__Collected data entries__.
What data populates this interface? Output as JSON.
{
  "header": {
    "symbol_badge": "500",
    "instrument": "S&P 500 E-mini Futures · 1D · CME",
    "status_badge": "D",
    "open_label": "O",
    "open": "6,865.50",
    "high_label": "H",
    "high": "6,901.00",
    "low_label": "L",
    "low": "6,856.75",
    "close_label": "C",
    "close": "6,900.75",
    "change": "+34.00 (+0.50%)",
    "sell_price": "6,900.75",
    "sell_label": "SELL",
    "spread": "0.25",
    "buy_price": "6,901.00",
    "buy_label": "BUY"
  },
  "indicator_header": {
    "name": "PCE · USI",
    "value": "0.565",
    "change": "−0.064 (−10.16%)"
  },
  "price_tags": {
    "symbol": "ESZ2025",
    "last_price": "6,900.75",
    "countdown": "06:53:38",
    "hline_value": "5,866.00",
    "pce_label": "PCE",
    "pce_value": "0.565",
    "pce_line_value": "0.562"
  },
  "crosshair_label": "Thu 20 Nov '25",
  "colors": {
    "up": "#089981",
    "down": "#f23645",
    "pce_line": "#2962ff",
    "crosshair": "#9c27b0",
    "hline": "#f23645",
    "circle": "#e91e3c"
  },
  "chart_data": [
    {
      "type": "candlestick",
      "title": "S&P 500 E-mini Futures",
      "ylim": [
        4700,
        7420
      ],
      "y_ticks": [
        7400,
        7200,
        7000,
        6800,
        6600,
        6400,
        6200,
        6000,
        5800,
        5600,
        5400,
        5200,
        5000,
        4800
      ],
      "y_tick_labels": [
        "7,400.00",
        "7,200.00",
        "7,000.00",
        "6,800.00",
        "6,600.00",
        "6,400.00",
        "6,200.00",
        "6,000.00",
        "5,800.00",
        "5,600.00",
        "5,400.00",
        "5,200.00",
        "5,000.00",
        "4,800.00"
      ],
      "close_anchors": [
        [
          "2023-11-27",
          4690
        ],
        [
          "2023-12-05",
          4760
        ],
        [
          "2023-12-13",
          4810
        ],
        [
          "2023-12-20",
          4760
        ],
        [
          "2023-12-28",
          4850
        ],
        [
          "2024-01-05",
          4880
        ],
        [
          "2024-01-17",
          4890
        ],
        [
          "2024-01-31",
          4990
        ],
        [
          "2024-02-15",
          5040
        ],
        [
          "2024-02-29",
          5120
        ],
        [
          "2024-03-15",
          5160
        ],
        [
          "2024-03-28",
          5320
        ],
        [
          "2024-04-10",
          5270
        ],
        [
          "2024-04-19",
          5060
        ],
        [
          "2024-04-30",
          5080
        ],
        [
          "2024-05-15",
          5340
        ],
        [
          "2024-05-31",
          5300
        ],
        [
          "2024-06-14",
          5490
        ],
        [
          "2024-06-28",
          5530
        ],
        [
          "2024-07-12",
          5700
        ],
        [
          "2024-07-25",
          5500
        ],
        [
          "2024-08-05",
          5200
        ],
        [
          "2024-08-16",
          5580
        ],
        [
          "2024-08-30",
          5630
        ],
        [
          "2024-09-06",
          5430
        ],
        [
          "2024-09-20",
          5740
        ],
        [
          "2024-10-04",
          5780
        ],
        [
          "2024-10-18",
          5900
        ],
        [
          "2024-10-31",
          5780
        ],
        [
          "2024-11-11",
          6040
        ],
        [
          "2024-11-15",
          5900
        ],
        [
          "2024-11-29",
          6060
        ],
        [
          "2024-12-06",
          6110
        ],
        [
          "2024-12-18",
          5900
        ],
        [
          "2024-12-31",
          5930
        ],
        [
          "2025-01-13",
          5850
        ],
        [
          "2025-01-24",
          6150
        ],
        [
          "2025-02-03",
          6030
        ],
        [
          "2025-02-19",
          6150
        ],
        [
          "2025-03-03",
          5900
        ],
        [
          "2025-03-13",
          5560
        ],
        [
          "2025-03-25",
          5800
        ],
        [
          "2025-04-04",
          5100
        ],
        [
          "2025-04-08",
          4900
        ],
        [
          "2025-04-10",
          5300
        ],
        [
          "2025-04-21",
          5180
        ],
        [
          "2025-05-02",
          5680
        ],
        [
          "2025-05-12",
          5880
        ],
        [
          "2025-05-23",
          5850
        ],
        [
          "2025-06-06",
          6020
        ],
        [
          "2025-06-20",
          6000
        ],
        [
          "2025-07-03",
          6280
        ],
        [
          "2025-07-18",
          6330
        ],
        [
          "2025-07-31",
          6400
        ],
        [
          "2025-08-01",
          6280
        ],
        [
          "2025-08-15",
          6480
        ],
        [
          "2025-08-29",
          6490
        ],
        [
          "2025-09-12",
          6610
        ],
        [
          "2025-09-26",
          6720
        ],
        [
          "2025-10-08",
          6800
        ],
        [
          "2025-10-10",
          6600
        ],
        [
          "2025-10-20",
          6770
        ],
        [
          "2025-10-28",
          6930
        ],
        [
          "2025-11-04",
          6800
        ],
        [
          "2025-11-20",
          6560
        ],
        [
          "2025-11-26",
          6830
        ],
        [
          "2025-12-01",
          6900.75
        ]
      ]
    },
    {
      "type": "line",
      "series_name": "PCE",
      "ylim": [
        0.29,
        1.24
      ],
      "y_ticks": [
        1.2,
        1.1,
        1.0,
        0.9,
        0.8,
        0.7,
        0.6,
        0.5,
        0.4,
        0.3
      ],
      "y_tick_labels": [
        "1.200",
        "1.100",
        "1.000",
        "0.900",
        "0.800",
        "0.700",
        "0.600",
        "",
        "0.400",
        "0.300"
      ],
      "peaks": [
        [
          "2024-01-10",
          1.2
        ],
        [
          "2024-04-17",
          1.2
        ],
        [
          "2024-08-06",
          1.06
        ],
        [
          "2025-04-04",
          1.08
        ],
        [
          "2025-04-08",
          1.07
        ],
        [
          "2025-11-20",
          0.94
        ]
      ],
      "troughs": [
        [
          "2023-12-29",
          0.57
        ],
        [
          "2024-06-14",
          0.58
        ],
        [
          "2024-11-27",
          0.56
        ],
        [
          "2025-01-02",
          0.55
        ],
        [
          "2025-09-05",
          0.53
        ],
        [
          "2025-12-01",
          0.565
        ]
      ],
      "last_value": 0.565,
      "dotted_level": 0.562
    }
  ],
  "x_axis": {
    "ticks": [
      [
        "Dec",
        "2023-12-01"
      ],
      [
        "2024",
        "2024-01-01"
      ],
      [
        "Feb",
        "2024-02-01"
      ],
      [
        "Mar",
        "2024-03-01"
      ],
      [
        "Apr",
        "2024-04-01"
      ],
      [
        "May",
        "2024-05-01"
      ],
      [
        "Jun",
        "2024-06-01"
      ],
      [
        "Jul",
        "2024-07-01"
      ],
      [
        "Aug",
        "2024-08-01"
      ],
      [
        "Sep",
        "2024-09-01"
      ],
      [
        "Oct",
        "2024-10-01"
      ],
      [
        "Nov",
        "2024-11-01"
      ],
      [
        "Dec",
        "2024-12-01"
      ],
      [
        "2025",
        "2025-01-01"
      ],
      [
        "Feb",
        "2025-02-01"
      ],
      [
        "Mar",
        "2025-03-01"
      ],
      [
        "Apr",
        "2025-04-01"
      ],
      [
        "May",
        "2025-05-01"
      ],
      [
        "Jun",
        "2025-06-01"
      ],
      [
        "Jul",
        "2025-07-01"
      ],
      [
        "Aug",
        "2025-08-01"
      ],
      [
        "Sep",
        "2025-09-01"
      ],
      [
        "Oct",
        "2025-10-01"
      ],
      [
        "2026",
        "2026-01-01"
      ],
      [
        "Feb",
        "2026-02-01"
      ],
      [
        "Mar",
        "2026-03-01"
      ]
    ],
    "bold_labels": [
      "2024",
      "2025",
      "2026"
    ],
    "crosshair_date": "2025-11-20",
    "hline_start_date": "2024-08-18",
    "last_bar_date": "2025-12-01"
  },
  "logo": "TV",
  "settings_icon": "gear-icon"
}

__TASK OBJECTIVE__. State how many lines of the entries above include the word "Futures", offering no text other than the number.

__FULL OUTPUT__. 2